### What is expected
Exclude images, then output the remaining data verbatim.

-- Begin Entries shown --

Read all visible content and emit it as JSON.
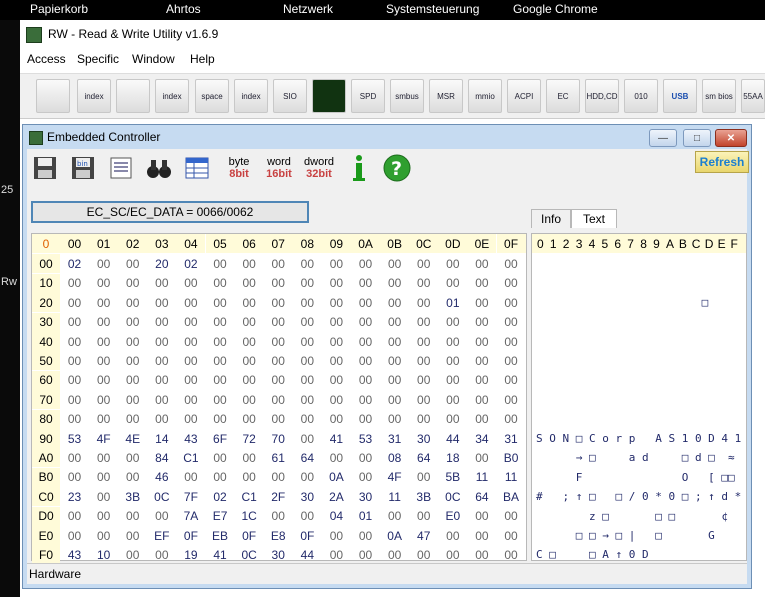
{
  "desktop": {
    "taskbar": [
      "Papierkorb",
      "Ahrtos",
      "Netzwerk",
      "Systemsteuerung",
      "Google Chrome"
    ],
    "side_labels": [
      "25",
      "Rw"
    ]
  },
  "app": {
    "title": "RW - Read & Write Utility v1.6.9",
    "menu": [
      "Access",
      "Specific",
      "Window",
      "Help"
    ],
    "toolbar": [
      {
        "icon": "pci-icon",
        "label": ""
      },
      {
        "icon": "pci-index-icon",
        "label": "index"
      },
      {
        "icon": "memory-icon",
        "label": ""
      },
      {
        "icon": "memory-index-icon",
        "label": "index"
      },
      {
        "icon": "io-space-icon",
        "label": "space"
      },
      {
        "icon": "io-index-icon",
        "label": "index"
      },
      {
        "icon": "sio-icon",
        "label": "SIO"
      },
      {
        "icon": "oscilloscope-icon",
        "label": ""
      },
      {
        "icon": "spd-icon",
        "label": "SPD"
      },
      {
        "icon": "smbus-icon",
        "label": "smbus"
      },
      {
        "icon": "msr-icon",
        "label": "MSR"
      },
      {
        "icon": "mmio-icon",
        "label": "mmio"
      },
      {
        "icon": "acpi-icon",
        "label": "ACPI"
      },
      {
        "icon": "ec-icon",
        "label": "EC"
      },
      {
        "icon": "hdd-cd-icon",
        "label": "HDD,CD"
      },
      {
        "icon": "disk-icon",
        "label": "010"
      },
      {
        "icon": "usb-icon",
        "label": "USB"
      },
      {
        "icon": "smbios-icon",
        "label": "sm bios"
      },
      {
        "icon": "more-icon",
        "label": "55AA"
      }
    ]
  },
  "ec": {
    "title": "Embedded Controller",
    "toolbar": {
      "byte_top": "byte",
      "byte_bot": "8bit",
      "word_top": "word",
      "word_bot": "16bit",
      "dword_top": "dword",
      "dword_bot": "32bit"
    },
    "refresh": "Refresh",
    "port": "EC_SC/EC_DATA = 0066/0062",
    "tabs": [
      "Info",
      "Text"
    ],
    "status": "Hardware",
    "corner": "0",
    "col_headers": [
      "00",
      "01",
      "02",
      "03",
      "04",
      "05",
      "06",
      "07",
      "08",
      "09",
      "0A",
      "0B",
      "0C",
      "0D",
      "0E",
      "0F"
    ],
    "rows": [
      {
        "label": "00",
        "cells": [
          "02",
          "00",
          "00",
          "20",
          "02",
          "00",
          "00",
          "00",
          "00",
          "00",
          "00",
          "00",
          "00",
          "00",
          "00",
          "00"
        ]
      },
      {
        "label": "10",
        "cells": [
          "00",
          "00",
          "00",
          "00",
          "00",
          "00",
          "00",
          "00",
          "00",
          "00",
          "00",
          "00",
          "00",
          "00",
          "00",
          "00"
        ]
      },
      {
        "label": "20",
        "cells": [
          "00",
          "00",
          "00",
          "00",
          "00",
          "00",
          "00",
          "00",
          "00",
          "00",
          "00",
          "00",
          "00",
          "01",
          "00",
          "00"
        ]
      },
      {
        "label": "30",
        "cells": [
          "00",
          "00",
          "00",
          "00",
          "00",
          "00",
          "00",
          "00",
          "00",
          "00",
          "00",
          "00",
          "00",
          "00",
          "00",
          "00"
        ]
      },
      {
        "label": "40",
        "cells": [
          "00",
          "00",
          "00",
          "00",
          "00",
          "00",
          "00",
          "00",
          "00",
          "00",
          "00",
          "00",
          "00",
          "00",
          "00",
          "00"
        ]
      },
      {
        "label": "50",
        "cells": [
          "00",
          "00",
          "00",
          "00",
          "00",
          "00",
          "00",
          "00",
          "00",
          "00",
          "00",
          "00",
          "00",
          "00",
          "00",
          "00"
        ]
      },
      {
        "label": "60",
        "cells": [
          "00",
          "00",
          "00",
          "00",
          "00",
          "00",
          "00",
          "00",
          "00",
          "00",
          "00",
          "00",
          "00",
          "00",
          "00",
          "00"
        ]
      },
      {
        "label": "70",
        "cells": [
          "00",
          "00",
          "00",
          "00",
          "00",
          "00",
          "00",
          "00",
          "00",
          "00",
          "00",
          "00",
          "00",
          "00",
          "00",
          "00"
        ]
      },
      {
        "label": "80",
        "cells": [
          "00",
          "00",
          "00",
          "00",
          "00",
          "00",
          "00",
          "00",
          "00",
          "00",
          "00",
          "00",
          "00",
          "00",
          "00",
          "00"
        ]
      },
      {
        "label": "90",
        "cells": [
          "53",
          "4F",
          "4E",
          "14",
          "43",
          "6F",
          "72",
          "70",
          "00",
          "41",
          "53",
          "31",
          "30",
          "44",
          "34",
          "31"
        ]
      },
      {
        "label": "A0",
        "cells": [
          "00",
          "00",
          "00",
          "84",
          "C1",
          "00",
          "00",
          "61",
          "64",
          "00",
          "00",
          "08",
          "64",
          "18",
          "00",
          "B0"
        ]
      },
      {
        "label": "B0",
        "cells": [
          "00",
          "00",
          "00",
          "46",
          "00",
          "00",
          "00",
          "00",
          "00",
          "0A",
          "00",
          "4F",
          "00",
          "5B",
          "11",
          "11"
        ]
      },
      {
        "label": "C0",
        "cells": [
          "23",
          "00",
          "3B",
          "0C",
          "7F",
          "02",
          "C1",
          "2F",
          "30",
          "2A",
          "30",
          "11",
          "3B",
          "0C",
          "64",
          "BA"
        ]
      },
      {
        "label": "D0",
        "cells": [
          "00",
          "00",
          "00",
          "00",
          "7A",
          "E7",
          "1C",
          "00",
          "00",
          "04",
          "01",
          "00",
          "00",
          "E0",
          "00",
          "00"
        ]
      },
      {
        "label": "E0",
        "cells": [
          "00",
          "00",
          "00",
          "EF",
          "0F",
          "EB",
          "0F",
          "E8",
          "0F",
          "00",
          "00",
          "0A",
          "47",
          "00",
          "00",
          "00"
        ]
      },
      {
        "label": "F0",
        "cells": [
          "43",
          "10",
          "00",
          "00",
          "19",
          "41",
          "0C",
          "30",
          "44",
          "00",
          "00",
          "00",
          "00",
          "00",
          "00",
          "00"
        ]
      }
    ],
    "text_header": [
      "0",
      "1",
      "2",
      "3",
      "4",
      "5",
      "6",
      "7",
      "8",
      "9",
      "A",
      "B",
      "C",
      "D",
      "E",
      "F"
    ],
    "text_lines": [
      "",
      "",
      "                         □",
      "",
      "",
      "",
      "",
      "",
      "",
      "S O N □ C o r p   A S 1 0 D 4 1",
      "      → □     a d     □ d □  ≈",
      "      F               O   [ □□",
      "#   ; ↑ □   □ / 0 * 0 □ ; ↑ d *",
      "        z □       □ □       ¢",
      "      □ □ → □ |   □       G",
      "C □     □ A ↑ 0 D"
    ]
  }
}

-- End Entries shown --

### Answer for this exercise
Read all visible content and emit it as JSON.
{
  "desktop": {
    "taskbar": [
      "Papierkorb",
      "Ahrtos",
      "Netzwerk",
      "Systemsteuerung",
      "Google Chrome"
    ],
    "side_labels": [
      "25",
      "Rw"
    ]
  },
  "app": {
    "title": "RW - Read & Write Utility v1.6.9",
    "menu": [
      "Access",
      "Specific",
      "Window",
      "Help"
    ],
    "toolbar": [
      {
        "icon": "pci-icon",
        "label": ""
      },
      {
        "icon": "pci-index-icon",
        "label": "index"
      },
      {
        "icon": "memory-icon",
        "label": ""
      },
      {
        "icon": "memory-index-icon",
        "label": "index"
      },
      {
        "icon": "io-space-icon",
        "label": "space"
      },
      {
        "icon": "io-index-icon",
        "label": "index"
      },
      {
        "icon": "sio-icon",
        "label": "SIO"
      },
      {
        "icon": "oscilloscope-icon",
        "label": ""
      },
      {
        "icon": "spd-icon",
        "label": "SPD"
      },
      {
        "icon": "smbus-icon",
        "label": "smbus"
      },
      {
        "icon": "msr-icon",
        "label": "MSR"
      },
      {
        "icon": "mmio-icon",
        "label": "mmio"
      },
      {
        "icon": "acpi-icon",
        "label": "ACPI"
      },
      {
        "icon": "ec-icon",
        "label": "EC"
      },
      {
        "icon": "hdd-cd-icon",
        "label": "HDD,CD"
      },
      {
        "icon": "disk-icon",
        "label": "010"
      },
      {
        "icon": "usb-icon",
        "label": "USB"
      },
      {
        "icon": "smbios-icon",
        "label": "sm bios"
      },
      {
        "icon": "more-icon",
        "label": "55AA"
      }
    ]
  },
  "ec": {
    "title": "Embedded Controller",
    "toolbar": {
      "byte_top": "byte",
      "byte_bot": "8bit",
      "word_top": "word",
      "word_bot": "16bit",
      "dword_top": "dword",
      "dword_bot": "32bit"
    },
    "refresh": "Refresh",
    "port": "EC_SC/EC_DATA = 0066/0062",
    "tabs": [
      "Info",
      "Text"
    ],
    "status": "Hardware",
    "corner": "0",
    "col_headers": [
      "00",
      "01",
      "02",
      "03",
      "04",
      "05",
      "06",
      "07",
      "08",
      "09",
      "0A",
      "0B",
      "0C",
      "0D",
      "0E",
      "0F"
    ],
    "rows": [
      {
        "label": "00",
        "cells": [
          "02",
          "00",
          "00",
          "20",
          "02",
          "00",
          "00",
          "00",
          "00",
          "00",
          "00",
          "00",
          "00",
          "00",
          "00",
          "00"
        ]
      },
      {
        "label": "10",
        "cells": [
          "00",
          "00",
          "00",
          "00",
          "00",
          "00",
          "00",
          "00",
          "00",
          "00",
          "00",
          "00",
          "00",
          "00",
          "00",
          "00"
        ]
      },
      {
        "label": "20",
        "cells": [
          "00",
          "00",
          "00",
          "00",
          "00",
          "00",
          "00",
          "00",
          "00",
          "00",
          "00",
          "00",
          "00",
          "01",
          "00",
          "00"
        ]
      },
      {
        "label": "30",
        "cells": [
          "00",
          "00",
          "00",
          "00",
          "00",
          "00",
          "00",
          "00",
          "00",
          "00",
          "00",
          "00",
          "00",
          "00",
          "00",
          "00"
        ]
      },
      {
        "label": "40",
        "cells": [
          "00",
          "00",
          "00",
          "00",
          "00",
          "00",
          "00",
          "00",
          "00",
          "00",
          "00",
          "00",
          "00",
          "00",
          "00",
          "00"
        ]
      },
      {
        "label": "50",
        "cells": [
          "00",
          "00",
          "00",
          "00",
          "00",
          "00",
          "00",
          "00",
          "00",
          "00",
          "00",
          "00",
          "00",
          "00",
          "00",
          "00"
        ]
      },
      {
        "label": "60",
        "cells": [
          "00",
          "00",
          "00",
          "00",
          "00",
          "00",
          "00",
          "00",
          "00",
          "00",
          "00",
          "00",
          "00",
          "00",
          "00",
          "00"
        ]
      },
      {
        "label": "70",
        "cells": [
          "00",
          "00",
          "00",
          "00",
          "00",
          "00",
          "00",
          "00",
          "00",
          "00",
          "00",
          "00",
          "00",
          "00",
          "00",
          "00"
        ]
      },
      {
        "label": "80",
        "cells": [
          "00",
          "00",
          "00",
          "00",
          "00",
          "00",
          "00",
          "00",
          "00",
          "00",
          "00",
          "00",
          "00",
          "00",
          "00",
          "00"
        ]
      },
      {
        "label": "90",
        "cells": [
          "53",
          "4F",
          "4E",
          "14",
          "43",
          "6F",
          "72",
          "70",
          "00",
          "41",
          "53",
          "31",
          "30",
          "44",
          "34",
          "31"
        ]
      },
      {
        "label": "A0",
        "cells": [
          "00",
          "00",
          "00",
          "84",
          "C1",
          "00",
          "00",
          "61",
          "64",
          "00",
          "00",
          "08",
          "64",
          "18",
          "00",
          "B0"
        ]
      },
      {
        "label": "B0",
        "cells": [
          "00",
          "00",
          "00",
          "46",
          "00",
          "00",
          "00",
          "00",
          "00",
          "0A",
          "00",
          "4F",
          "00",
          "5B",
          "11",
          "11"
        ]
      },
      {
        "label": "C0",
        "cells": [
          "23",
          "00",
          "3B",
          "0C",
          "7F",
          "02",
          "C1",
          "2F",
          "30",
          "2A",
          "30",
          "11",
          "3B",
          "0C",
          "64",
          "BA"
        ]
      },
      {
        "label": "D0",
        "cells": [
          "00",
          "00",
          "00",
          "00",
          "7A",
          "E7",
          "1C",
          "00",
          "00",
          "04",
          "01",
          "00",
          "00",
          "E0",
          "00",
          "00"
        ]
      },
      {
        "label": "E0",
        "cells": [
          "00",
          "00",
          "00",
          "EF",
          "0F",
          "EB",
          "0F",
          "E8",
          "0F",
          "00",
          "00",
          "0A",
          "47",
          "00",
          "00",
          "00"
        ]
      },
      {
        "label": "F0",
        "cells": [
          "43",
          "10",
          "00",
          "00",
          "19",
          "41",
          "0C",
          "30",
          "44",
          "00",
          "00",
          "00",
          "00",
          "00",
          "00",
          "00"
        ]
      }
    ],
    "text_header": [
      "0",
      "1",
      "2",
      "3",
      "4",
      "5",
      "6",
      "7",
      "8",
      "9",
      "A",
      "B",
      "C",
      "D",
      "E",
      "F"
    ],
    "text_lines": [
      "",
      "",
      "                         □",
      "",
      "",
      "",
      "",
      "",
      "",
      "S O N □ C o r p   A S 1 0 D 4 1",
      "      → □     a d     □ d □  ≈",
      "      F               O   [ □□",
      "#   ; ↑ □   □ / 0 * 0 □ ; ↑ d *",
      "        z □       □ □       ¢",
      "      □ □ → □ |   □       G",
      "C □     □ A ↑ 0 D"
    ]
  }
}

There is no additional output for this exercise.